WORK TO BE COMPLETED: Write out the records beneath this line exactly as they appear, minus any images.

===== INPUT FOR THIS TASK =====

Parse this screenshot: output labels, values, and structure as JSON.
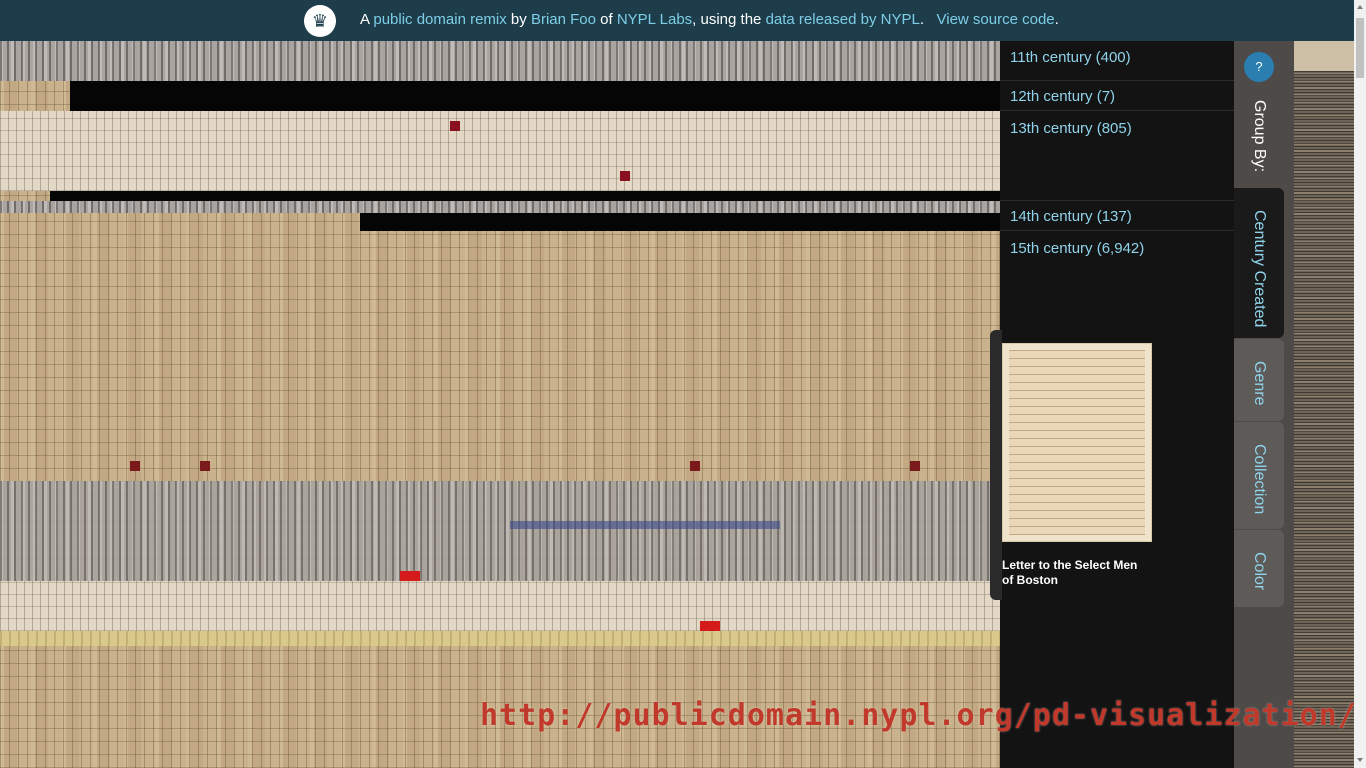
{
  "banner": {
    "prefix": "A",
    "link_remix": "public domain remix",
    "by": "by",
    "link_author": "Brian Foo",
    "of": "of",
    "link_labs": "NYPL Labs",
    "using": ", using the",
    "link_data": "data released by NYPL",
    "period": ".",
    "link_source": "View source code",
    "end": ".",
    "logo_icon": "nypl-lion-icon"
  },
  "centuries": [
    {
      "label": "11th century (400)"
    },
    {
      "label": "12th century (7)"
    },
    {
      "label": "13th century (805)"
    },
    {
      "label": "14th century (137)"
    },
    {
      "label": "15th century (6,942)"
    }
  ],
  "preview": {
    "title": "Letter to the Select Men of Boston"
  },
  "groupby": {
    "help_label": "?",
    "label": "Group By:",
    "tabs": [
      {
        "label": "Century Created",
        "active": true
      },
      {
        "label": "Genre",
        "active": false
      },
      {
        "label": "Collection",
        "active": false
      },
      {
        "label": "Color",
        "active": false
      }
    ]
  },
  "watermark": "http://publicdomain.nypl.org/pd-visualization/",
  "colors": {
    "banner_bg": "#1d3d4a",
    "link": "#7ecde6",
    "century_text": "#8fd3ea",
    "help_button": "#2a7fb0",
    "watermark": "#c0392b"
  }
}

=====

SOLUTION FOR THIS PROBLEM:
Parse this screenshot: output labels, values, and structure as JSON.
{
  "banner": {
    "prefix": "A",
    "link_remix": "public domain remix",
    "by": "by",
    "link_author": "Brian Foo",
    "of": "of",
    "link_labs": "NYPL Labs",
    "using": ", using the",
    "link_data": "data released by NYPL",
    "period": ".",
    "link_source": "View source code",
    "end": ".",
    "logo_icon": "nypl-lion-icon"
  },
  "centuries": [
    {
      "label": "11th century (400)"
    },
    {
      "label": "12th century (7)"
    },
    {
      "label": "13th century (805)"
    },
    {
      "label": "14th century (137)"
    },
    {
      "label": "15th century (6,942)"
    }
  ],
  "preview": {
    "title": "Letter to the Select Men of Boston"
  },
  "groupby": {
    "help_label": "?",
    "label": "Group By:",
    "tabs": [
      {
        "label": "Century Created",
        "active": true
      },
      {
        "label": "Genre",
        "active": false
      },
      {
        "label": "Collection",
        "active": false
      },
      {
        "label": "Color",
        "active": false
      }
    ]
  },
  "watermark": "http://publicdomain.nypl.org/pd-visualization/",
  "colors": {
    "banner_bg": "#1d3d4a",
    "link": "#7ecde6",
    "century_text": "#8fd3ea",
    "help_button": "#2a7fb0",
    "watermark": "#c0392b"
  }
}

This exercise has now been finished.